## WHAT IS REQUIRED
Reproduce all of the material word for word.

□ □ □ □ □ □ □

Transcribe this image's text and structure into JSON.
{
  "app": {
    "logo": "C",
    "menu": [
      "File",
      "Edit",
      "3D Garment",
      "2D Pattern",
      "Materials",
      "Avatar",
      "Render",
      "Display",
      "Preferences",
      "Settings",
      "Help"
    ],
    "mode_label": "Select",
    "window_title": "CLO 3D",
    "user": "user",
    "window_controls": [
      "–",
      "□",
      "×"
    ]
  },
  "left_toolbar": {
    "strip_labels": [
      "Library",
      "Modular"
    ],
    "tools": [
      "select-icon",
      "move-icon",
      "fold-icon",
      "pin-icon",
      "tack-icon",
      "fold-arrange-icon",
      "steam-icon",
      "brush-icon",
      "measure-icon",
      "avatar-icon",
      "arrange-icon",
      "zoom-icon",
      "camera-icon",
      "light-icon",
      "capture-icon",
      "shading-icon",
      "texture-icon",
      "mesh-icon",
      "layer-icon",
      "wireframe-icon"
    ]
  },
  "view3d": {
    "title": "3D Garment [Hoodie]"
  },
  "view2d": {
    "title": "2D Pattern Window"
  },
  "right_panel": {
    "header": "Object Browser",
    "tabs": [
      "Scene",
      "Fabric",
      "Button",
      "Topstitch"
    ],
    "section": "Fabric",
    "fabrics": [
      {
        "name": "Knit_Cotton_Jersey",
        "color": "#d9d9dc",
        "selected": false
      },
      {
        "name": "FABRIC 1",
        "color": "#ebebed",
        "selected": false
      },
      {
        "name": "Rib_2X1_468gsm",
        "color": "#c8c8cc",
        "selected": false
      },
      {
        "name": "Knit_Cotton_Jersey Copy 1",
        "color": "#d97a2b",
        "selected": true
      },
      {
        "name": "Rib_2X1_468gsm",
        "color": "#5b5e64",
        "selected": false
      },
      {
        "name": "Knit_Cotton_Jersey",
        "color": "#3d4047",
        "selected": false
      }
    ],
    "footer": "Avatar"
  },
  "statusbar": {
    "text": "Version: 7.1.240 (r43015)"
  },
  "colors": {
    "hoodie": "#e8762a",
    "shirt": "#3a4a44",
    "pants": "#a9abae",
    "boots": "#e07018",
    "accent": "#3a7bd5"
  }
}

□ □ □ □ □ □ □

## ANSWER TO THE TASK
Transcribe this image's text and structure into JSON.
{
  "app": {
    "logo": "C",
    "menu": [
      "File",
      "Edit",
      "3D Garment",
      "2D Pattern",
      "Materials",
      "Avatar",
      "Render",
      "Display",
      "Preferences",
      "Settings",
      "Help"
    ],
    "mode_label": "Select",
    "window_title": "CLO 3D",
    "user": "user",
    "window_controls": [
      "–",
      "□",
      "×"
    ]
  },
  "left_toolbar": {
    "strip_labels": [
      "Library",
      "Modular"
    ],
    "tools": [
      "select-icon",
      "move-icon",
      "fold-icon",
      "pin-icon",
      "tack-icon",
      "fold-arrange-icon",
      "steam-icon",
      "brush-icon",
      "measure-icon",
      "avatar-icon",
      "arrange-icon",
      "zoom-icon",
      "camera-icon",
      "light-icon",
      "capture-icon",
      "shading-icon",
      "texture-icon",
      "mesh-icon",
      "layer-icon",
      "wireframe-icon"
    ]
  },
  "view3d": {
    "title": "3D Garment [Hoodie]"
  },
  "view2d": {
    "title": "2D Pattern Window"
  },
  "right_panel": {
    "header": "Object Browser",
    "tabs": [
      "Scene",
      "Fabric",
      "Button",
      "Topstitch"
    ],
    "section": "Fabric",
    "fabrics": [
      {
        "name": "Knit_Cotton_Jersey",
        "color": "#d9d9dc",
        "selected": false
      },
      {
        "name": "FABRIC 1",
        "color": "#ebebed",
        "selected": false
      },
      {
        "name": "Rib_2X1_468gsm",
        "color": "#c8c8cc",
        "selected": false
      },
      {
        "name": "Knit_Cotton_Jersey Copy 1",
        "color": "#d97a2b",
        "selected": true
      },
      {
        "name": "Rib_2X1_468gsm",
        "color": "#5b5e64",
        "selected": false
      },
      {
        "name": "Knit_Cotton_Jersey",
        "color": "#3d4047",
        "selected": false
      }
    ],
    "footer": "Avatar"
  },
  "statusbar": {
    "text": "Version: 7.1.240 (r43015)"
  },
  "colors": {
    "hoodie": "#e8762a",
    "shirt": "#3a4a44",
    "pants": "#a9abae",
    "boots": "#e07018",
    "accent": "#3a7bd5"
  }
}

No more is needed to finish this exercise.